How many lines of the data hold the word "name"? State the number and nothing else.

▸ DATA SHOWN:
────────────────

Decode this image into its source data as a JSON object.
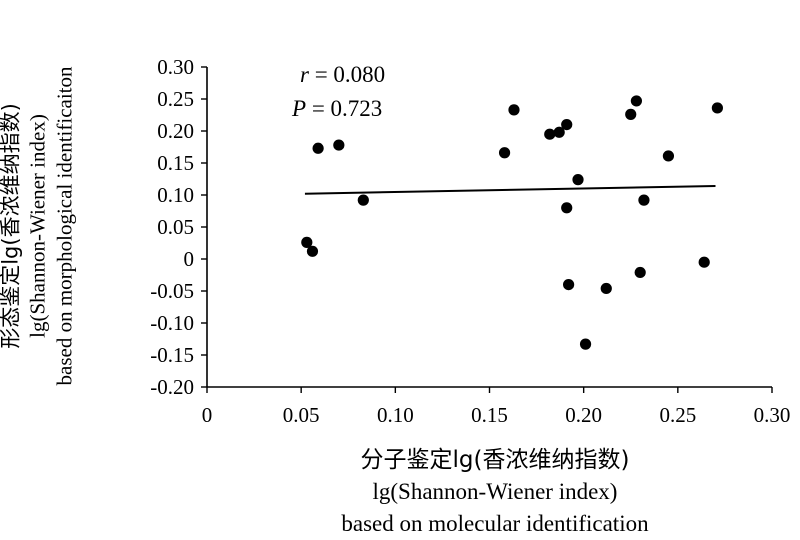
{
  "chart_data": {
    "type": "scatter",
    "xlabel": [
      "分子鉴定lg(香浓维纳指数)",
      "lg(Shannon-Wiener index)",
      "based on molecular identification"
    ],
    "ylabel": [
      "形态鉴定lg(香浓维纳指数)",
      "lg(Shannon-Wiener index)",
      "based on morphological identificaiton"
    ],
    "xlim": [
      0,
      0.3
    ],
    "ylim": [
      -0.2,
      0.3
    ],
    "x_ticks": [
      "0",
      "0.05",
      "0.10",
      "0.15",
      "0.20",
      "0.25",
      "0.30"
    ],
    "y_ticks": [
      "0.30",
      "0.25",
      "0.20",
      "0.15",
      "0.10",
      "0.05",
      "0",
      "-0.05",
      "-0.10",
      "-0.15",
      "-0.20"
    ],
    "annotations": {
      "r_label": "r",
      "r_value": " = 0.080",
      "p_label": "P",
      "p_value": " = 0.723"
    },
    "trendline": {
      "x": [
        0.052,
        0.27
      ],
      "y": [
        0.102,
        0.114
      ]
    },
    "points": [
      {
        "x": 0.053,
        "y": 0.026
      },
      {
        "x": 0.056,
        "y": 0.012
      },
      {
        "x": 0.059,
        "y": 0.173
      },
      {
        "x": 0.07,
        "y": 0.178
      },
      {
        "x": 0.083,
        "y": 0.092
      },
      {
        "x": 0.158,
        "y": 0.166
      },
      {
        "x": 0.163,
        "y": 0.233
      },
      {
        "x": 0.182,
        "y": 0.195
      },
      {
        "x": 0.187,
        "y": 0.198
      },
      {
        "x": 0.191,
        "y": 0.21
      },
      {
        "x": 0.191,
        "y": 0.08
      },
      {
        "x": 0.192,
        "y": -0.04
      },
      {
        "x": 0.197,
        "y": 0.124
      },
      {
        "x": 0.201,
        "y": -0.133
      },
      {
        "x": 0.212,
        "y": -0.046
      },
      {
        "x": 0.225,
        "y": 0.226
      },
      {
        "x": 0.228,
        "y": 0.247
      },
      {
        "x": 0.23,
        "y": -0.021
      },
      {
        "x": 0.232,
        "y": 0.092
      },
      {
        "x": 0.245,
        "y": 0.161
      },
      {
        "x": 0.264,
        "y": -0.005
      },
      {
        "x": 0.271,
        "y": 0.236
      }
    ]
  }
}
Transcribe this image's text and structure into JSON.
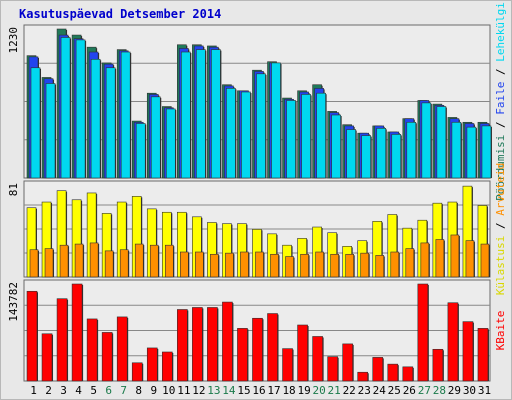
{
  "page": {
    "title": "Kasutuspäevad Detsember 2014"
  },
  "colors": {
    "background": "#e8e8e8",
    "panel": "#ececec",
    "grid": "#888888",
    "title": "#0000cc",
    "day_weekday": "#000000",
    "day_weekend": "#1a7a4a",
    "hits": "#207a5a",
    "files": "#2244ee",
    "pages": "#00d8f0",
    "visits": "#ffff00",
    "sites": "#ff9000",
    "kbytes": "#ff0000"
  },
  "chart_data": [
    {
      "type": "bar",
      "panel": "requests",
      "ymax_label": "1230",
      "ylim": [
        0,
        1230
      ],
      "right_labels": [
        {
          "text": "Pöördumisi",
          "color": "#207a5a"
        },
        {
          "text": " / ",
          "color": "#000000"
        },
        {
          "text": "Faile",
          "color": "#2244ee"
        },
        {
          "text": " / ",
          "color": "#000000"
        },
        {
          "text": "Lehekülgi",
          "color": "#00d8f0"
        }
      ],
      "categories": [
        "1",
        "2",
        "3",
        "4",
        "5",
        "6",
        "7",
        "8",
        "9",
        "10",
        "11",
        "12",
        "13",
        "14",
        "15",
        "16",
        "17",
        "18",
        "19",
        "20",
        "21",
        "22",
        "23",
        "24",
        "25",
        "26",
        "27",
        "28",
        "29",
        "30",
        "31"
      ],
      "series": [
        {
          "name": "Pöördumisi",
          "values": [
            1010,
            830,
            1230,
            1180,
            1080,
            950,
            1060,
            470,
            700,
            590,
            1100,
            1100,
            1090,
            770,
            720,
            890,
            960,
            660,
            720,
            770,
            550,
            440,
            370,
            430,
            380,
            490,
            640,
            610,
            500,
            460,
            460
          ]
        },
        {
          "name": "Faile",
          "values": [
            1000,
            820,
            1180,
            1150,
            1040,
            940,
            1050,
            460,
            690,
            580,
            1070,
            1090,
            1080,
            760,
            720,
            880,
            950,
            650,
            710,
            740,
            540,
            430,
            370,
            430,
            380,
            490,
            640,
            600,
            490,
            450,
            450
          ]
        },
        {
          "name": "Lehekülgi",
          "values": [
            910,
            780,
            1160,
            1140,
            980,
            910,
            1040,
            450,
            670,
            570,
            1040,
            1060,
            1060,
            740,
            710,
            860,
            950,
            640,
            690,
            700,
            520,
            400,
            350,
            410,
            360,
            460,
            620,
            590,
            460,
            420,
            430
          ]
        }
      ],
      "weekend_days": [
        "6",
        "7",
        "13",
        "14",
        "20",
        "21",
        "27",
        "28"
      ]
    },
    {
      "type": "bar",
      "panel": "visits",
      "ymax_label": "81",
      "ylim": [
        0,
        81
      ],
      "right_labels": [
        {
          "text": "Külastusi",
          "color": "#d8d800"
        },
        {
          "text": " / ",
          "color": "#000000"
        },
        {
          "text": "Arvuteid",
          "color": "#ff9000"
        }
      ],
      "categories": [
        "1",
        "2",
        "3",
        "4",
        "5",
        "6",
        "7",
        "8",
        "9",
        "10",
        "11",
        "12",
        "13",
        "14",
        "15",
        "16",
        "17",
        "18",
        "19",
        "20",
        "21",
        "22",
        "23",
        "24",
        "25",
        "26",
        "27",
        "28",
        "29",
        "30",
        "31"
      ],
      "series": [
        {
          "name": "Külastusi",
          "values": [
            61,
            66,
            76,
            68,
            74,
            56,
            66,
            71,
            60,
            57,
            57,
            53,
            48,
            47,
            47,
            42,
            38,
            28,
            34,
            44,
            39,
            27,
            32,
            49,
            55,
            43,
            50,
            65,
            66,
            80,
            63
          ]
        },
        {
          "name": "Arvuteid",
          "values": [
            24,
            25,
            28,
            29,
            30,
            23,
            24,
            29,
            28,
            28,
            22,
            22,
            20,
            21,
            22,
            22,
            20,
            18,
            20,
            22,
            20,
            20,
            21,
            19,
            22,
            25,
            30,
            33,
            37,
            32,
            29
          ]
        }
      ]
    },
    {
      "type": "bar",
      "panel": "kbytes",
      "ymax_label": "143782",
      "ylim": [
        0,
        143782
      ],
      "right_labels": [
        {
          "text": "KBaite",
          "color": "#ff0000"
        }
      ],
      "categories": [
        "1",
        "2",
        "3",
        "4",
        "5",
        "6",
        "7",
        "8",
        "9",
        "10",
        "11",
        "12",
        "13",
        "14",
        "15",
        "16",
        "17",
        "18",
        "19",
        "20",
        "21",
        "22",
        "23",
        "24",
        "25",
        "26",
        "27",
        "28",
        "29",
        "30",
        "31"
      ],
      "series": [
        {
          "name": "KBaite",
          "values": [
            133000,
            70000,
            122000,
            143782,
            92000,
            72000,
            95000,
            27000,
            49000,
            43000,
            106000,
            109000,
            109000,
            117000,
            78000,
            93000,
            100000,
            48000,
            83000,
            66000,
            36000,
            55000,
            13000,
            35000,
            25000,
            21000,
            143782,
            47000,
            116000,
            88000,
            78000
          ]
        }
      ]
    }
  ]
}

────────────────

▸ COMPLETED TASK: 6